EXERCISE BRIEF → List, from the lines below, each one with "JSON" in it.
%%
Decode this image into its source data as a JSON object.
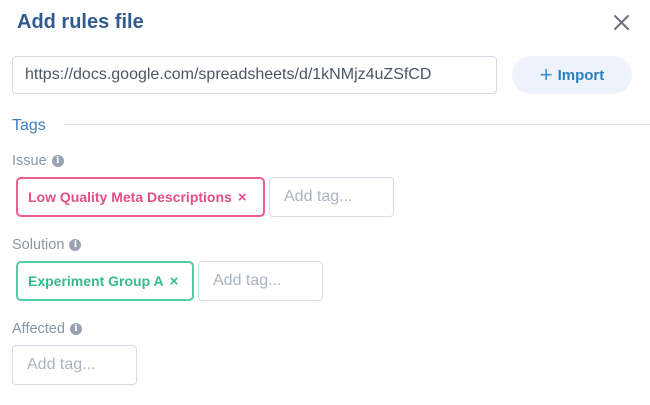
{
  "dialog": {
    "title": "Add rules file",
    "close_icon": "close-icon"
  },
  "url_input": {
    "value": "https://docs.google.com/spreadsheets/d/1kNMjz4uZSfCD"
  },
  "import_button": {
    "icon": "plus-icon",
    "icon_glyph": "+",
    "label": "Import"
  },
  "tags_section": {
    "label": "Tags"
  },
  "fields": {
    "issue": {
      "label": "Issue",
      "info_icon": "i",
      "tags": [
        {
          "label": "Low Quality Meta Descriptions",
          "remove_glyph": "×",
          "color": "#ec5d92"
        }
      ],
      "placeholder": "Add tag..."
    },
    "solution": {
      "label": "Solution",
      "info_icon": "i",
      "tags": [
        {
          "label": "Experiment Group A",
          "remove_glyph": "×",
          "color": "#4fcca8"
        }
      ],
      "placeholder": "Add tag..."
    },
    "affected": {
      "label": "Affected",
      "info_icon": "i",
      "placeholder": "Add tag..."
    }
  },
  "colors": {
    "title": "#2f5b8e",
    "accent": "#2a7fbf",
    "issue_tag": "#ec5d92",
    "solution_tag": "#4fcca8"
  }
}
%%
%%
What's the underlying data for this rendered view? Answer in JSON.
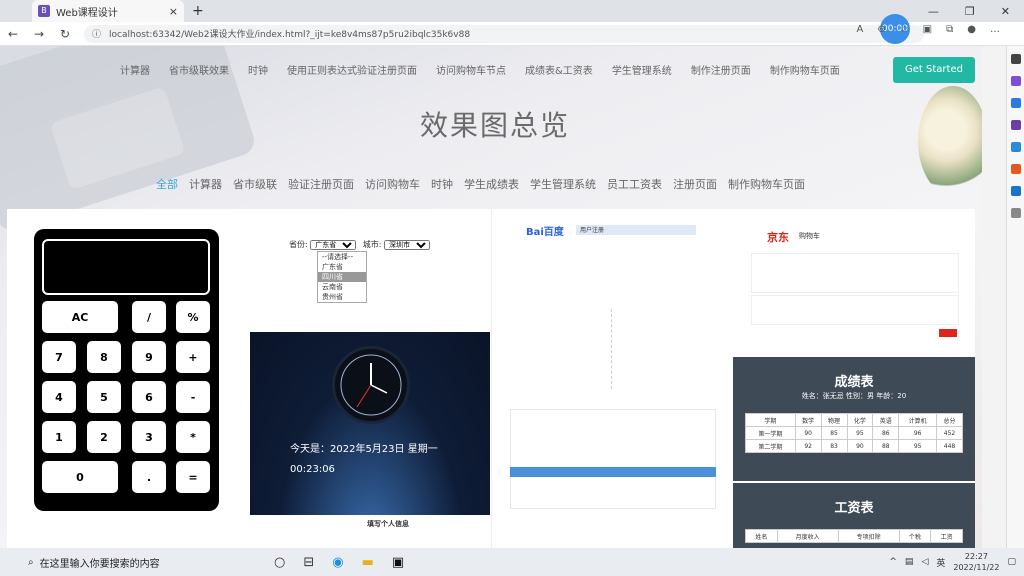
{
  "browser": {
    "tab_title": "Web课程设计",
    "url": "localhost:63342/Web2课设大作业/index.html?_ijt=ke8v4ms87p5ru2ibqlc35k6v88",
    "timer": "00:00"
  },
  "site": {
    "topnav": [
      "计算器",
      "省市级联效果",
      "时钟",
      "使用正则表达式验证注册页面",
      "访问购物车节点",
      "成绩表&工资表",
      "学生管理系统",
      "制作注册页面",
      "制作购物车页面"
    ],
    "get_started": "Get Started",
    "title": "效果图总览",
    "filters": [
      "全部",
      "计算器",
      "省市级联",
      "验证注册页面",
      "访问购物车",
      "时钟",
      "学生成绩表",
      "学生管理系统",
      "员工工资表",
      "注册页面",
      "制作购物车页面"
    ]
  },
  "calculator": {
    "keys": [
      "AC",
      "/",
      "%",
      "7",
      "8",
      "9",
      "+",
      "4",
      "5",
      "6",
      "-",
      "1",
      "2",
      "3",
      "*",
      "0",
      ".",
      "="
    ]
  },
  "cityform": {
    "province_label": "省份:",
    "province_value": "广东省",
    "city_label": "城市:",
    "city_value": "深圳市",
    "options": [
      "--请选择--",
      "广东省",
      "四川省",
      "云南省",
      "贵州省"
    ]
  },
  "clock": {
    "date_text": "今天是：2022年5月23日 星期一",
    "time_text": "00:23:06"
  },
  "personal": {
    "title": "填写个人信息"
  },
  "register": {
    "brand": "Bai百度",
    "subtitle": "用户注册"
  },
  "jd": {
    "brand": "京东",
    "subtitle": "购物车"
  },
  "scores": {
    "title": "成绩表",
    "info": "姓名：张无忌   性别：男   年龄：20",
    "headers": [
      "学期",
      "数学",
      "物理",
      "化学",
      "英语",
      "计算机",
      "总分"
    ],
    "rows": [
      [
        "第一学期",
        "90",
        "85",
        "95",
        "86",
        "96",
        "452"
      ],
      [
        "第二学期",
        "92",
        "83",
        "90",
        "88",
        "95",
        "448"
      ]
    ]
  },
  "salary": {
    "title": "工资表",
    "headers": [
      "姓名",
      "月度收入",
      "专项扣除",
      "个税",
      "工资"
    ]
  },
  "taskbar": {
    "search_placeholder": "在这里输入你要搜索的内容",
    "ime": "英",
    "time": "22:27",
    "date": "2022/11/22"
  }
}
%%
TASK RESPONSE →
Decode this image into its source data as a JSON object.
What's the underlying data for this rendered view? Answer in JSON.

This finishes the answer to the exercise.